[BEGIN Data in this exercise]

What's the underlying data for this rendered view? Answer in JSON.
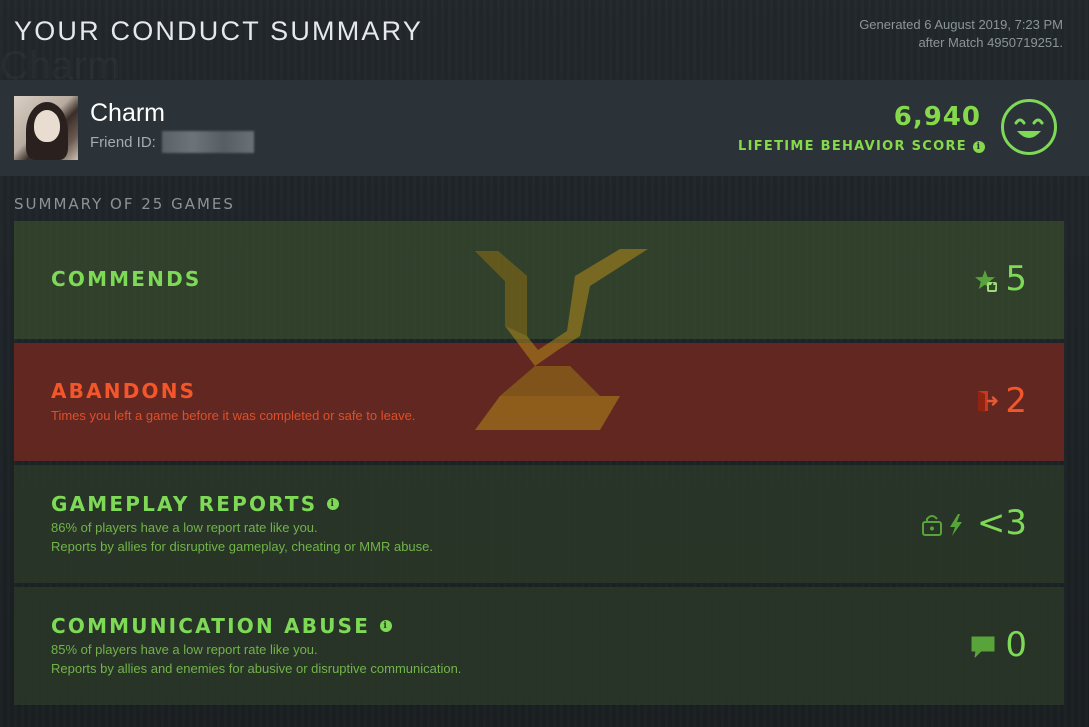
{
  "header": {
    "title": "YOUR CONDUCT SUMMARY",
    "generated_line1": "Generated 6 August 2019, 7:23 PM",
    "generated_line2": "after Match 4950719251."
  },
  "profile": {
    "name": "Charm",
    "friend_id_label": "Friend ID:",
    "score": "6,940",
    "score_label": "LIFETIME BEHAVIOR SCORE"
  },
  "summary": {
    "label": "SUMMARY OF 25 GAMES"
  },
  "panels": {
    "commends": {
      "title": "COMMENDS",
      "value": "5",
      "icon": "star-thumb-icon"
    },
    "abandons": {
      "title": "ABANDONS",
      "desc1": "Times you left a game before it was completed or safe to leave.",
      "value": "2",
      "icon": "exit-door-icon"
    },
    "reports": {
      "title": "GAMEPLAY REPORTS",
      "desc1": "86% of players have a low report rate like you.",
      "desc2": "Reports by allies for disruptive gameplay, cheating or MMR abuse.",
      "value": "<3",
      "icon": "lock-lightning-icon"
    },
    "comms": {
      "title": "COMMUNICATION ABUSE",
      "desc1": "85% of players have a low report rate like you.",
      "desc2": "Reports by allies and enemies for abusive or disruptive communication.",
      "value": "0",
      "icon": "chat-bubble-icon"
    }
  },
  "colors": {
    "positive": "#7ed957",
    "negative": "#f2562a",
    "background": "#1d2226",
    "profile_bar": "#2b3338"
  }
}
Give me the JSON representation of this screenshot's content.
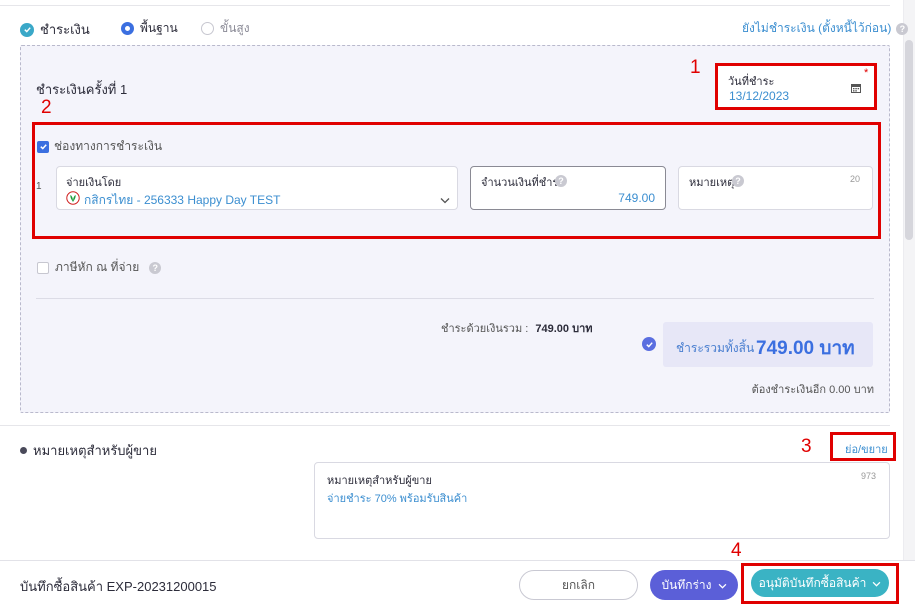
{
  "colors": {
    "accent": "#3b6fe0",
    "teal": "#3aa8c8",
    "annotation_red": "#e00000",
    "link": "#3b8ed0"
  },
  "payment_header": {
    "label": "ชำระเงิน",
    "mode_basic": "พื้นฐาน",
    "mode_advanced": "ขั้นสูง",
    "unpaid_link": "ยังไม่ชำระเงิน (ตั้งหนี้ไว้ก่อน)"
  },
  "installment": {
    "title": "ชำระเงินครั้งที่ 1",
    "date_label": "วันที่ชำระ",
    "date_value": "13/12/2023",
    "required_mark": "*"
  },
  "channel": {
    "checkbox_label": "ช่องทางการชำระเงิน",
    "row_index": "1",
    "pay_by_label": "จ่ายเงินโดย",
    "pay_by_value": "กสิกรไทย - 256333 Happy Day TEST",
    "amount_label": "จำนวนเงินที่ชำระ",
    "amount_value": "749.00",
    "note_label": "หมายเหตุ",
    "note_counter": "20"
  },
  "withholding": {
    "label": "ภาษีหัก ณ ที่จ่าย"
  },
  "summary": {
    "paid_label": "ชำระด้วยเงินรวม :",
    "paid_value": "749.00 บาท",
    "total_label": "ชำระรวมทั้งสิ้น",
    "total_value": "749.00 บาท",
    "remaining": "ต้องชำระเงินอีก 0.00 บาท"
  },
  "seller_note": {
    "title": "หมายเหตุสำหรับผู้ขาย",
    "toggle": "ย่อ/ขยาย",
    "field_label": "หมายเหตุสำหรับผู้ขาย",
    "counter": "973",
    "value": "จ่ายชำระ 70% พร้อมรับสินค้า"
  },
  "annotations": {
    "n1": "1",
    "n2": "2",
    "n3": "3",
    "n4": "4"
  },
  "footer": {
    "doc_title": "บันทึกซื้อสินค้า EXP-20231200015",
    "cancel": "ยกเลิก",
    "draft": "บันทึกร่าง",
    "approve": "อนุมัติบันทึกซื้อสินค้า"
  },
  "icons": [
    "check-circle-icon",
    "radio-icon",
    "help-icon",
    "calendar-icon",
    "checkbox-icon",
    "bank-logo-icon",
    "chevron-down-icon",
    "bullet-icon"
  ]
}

[END Data in this exercise]

Without the pictures, restate all the entries above exactly.

Correct output:
What's the underlying data for this rendered view? Answer in JSON.
{
  "header": {
    "title": "YOUR CONDUCT SUMMARY",
    "generated_line1": "Generated 6 August 2019, 7:23 PM",
    "generated_line2": "after Match 4950719251."
  },
  "profile": {
    "name": "Charm",
    "friend_id_label": "Friend ID:",
    "score": "6,940",
    "score_label": "LIFETIME BEHAVIOR SCORE"
  },
  "summary": {
    "label": "SUMMARY OF 25 GAMES"
  },
  "panels": {
    "commends": {
      "title": "COMMENDS",
      "value": "5",
      "icon": "star-thumb-icon"
    },
    "abandons": {
      "title": "ABANDONS",
      "desc1": "Times you left a game before it was completed or safe to leave.",
      "value": "2",
      "icon": "exit-door-icon"
    },
    "reports": {
      "title": "GAMEPLAY REPORTS",
      "desc1": "86% of players have a low report rate like you.",
      "desc2": "Reports by allies for disruptive gameplay, cheating or MMR abuse.",
      "value": "<3",
      "icon": "lock-lightning-icon"
    },
    "comms": {
      "title": "COMMUNICATION ABUSE",
      "desc1": "85% of players have a low report rate like you.",
      "desc2": "Reports by allies and enemies for abusive or disruptive communication.",
      "value": "0",
      "icon": "chat-bubble-icon"
    }
  },
  "colors": {
    "positive": "#7ed957",
    "negative": "#f2562a",
    "background": "#1d2226",
    "profile_bar": "#2b3338"
  }
}
Give me the JSON representation of this screenshot's content.
{
  "colors": {
    "accent": "#3b6fe0",
    "teal": "#3aa8c8",
    "annotation_red": "#e00000",
    "link": "#3b8ed0"
  },
  "payment_header": {
    "label": "ชำระเงิน",
    "mode_basic": "พื้นฐาน",
    "mode_advanced": "ขั้นสูง",
    "unpaid_link": "ยังไม่ชำระเงิน (ตั้งหนี้ไว้ก่อน)"
  },
  "installment": {
    "title": "ชำระเงินครั้งที่ 1",
    "date_label": "วันที่ชำระ",
    "date_value": "13/12/2023",
    "required_mark": "*"
  },
  "channel": {
    "checkbox_label": "ช่องทางการชำระเงิน",
    "row_index": "1",
    "pay_by_label": "จ่ายเงินโดย",
    "pay_by_value": "กสิกรไทย - 256333 Happy Day TEST",
    "amount_label": "จำนวนเงินที่ชำระ",
    "amount_value": "749.00",
    "note_label": "หมายเหตุ",
    "note_counter": "20"
  },
  "withholding": {
    "label": "ภาษีหัก ณ ที่จ่าย"
  },
  "summary": {
    "paid_label": "ชำระด้วยเงินรวม :",
    "paid_value": "749.00 บาท",
    "total_label": "ชำระรวมทั้งสิ้น",
    "total_value": "749.00 บาท",
    "remaining": "ต้องชำระเงินอีก 0.00 บาท"
  },
  "seller_note": {
    "title": "หมายเหตุสำหรับผู้ขาย",
    "toggle": "ย่อ/ขยาย",
    "field_label": "หมายเหตุสำหรับผู้ขาย",
    "counter": "973",
    "value": "จ่ายชำระ 70% พร้อมรับสินค้า"
  },
  "annotations": {
    "n1": "1",
    "n2": "2",
    "n3": "3",
    "n4": "4"
  },
  "footer": {
    "doc_title": "บันทึกซื้อสินค้า EXP-20231200015",
    "cancel": "ยกเลิก",
    "draft": "บันทึกร่าง",
    "approve": "อนุมัติบันทึกซื้อสินค้า"
  },
  "icons": [
    "check-circle-icon",
    "radio-icon",
    "help-icon",
    "calendar-icon",
    "checkbox-icon",
    "bank-logo-icon",
    "chevron-down-icon",
    "bullet-icon"
  ]
}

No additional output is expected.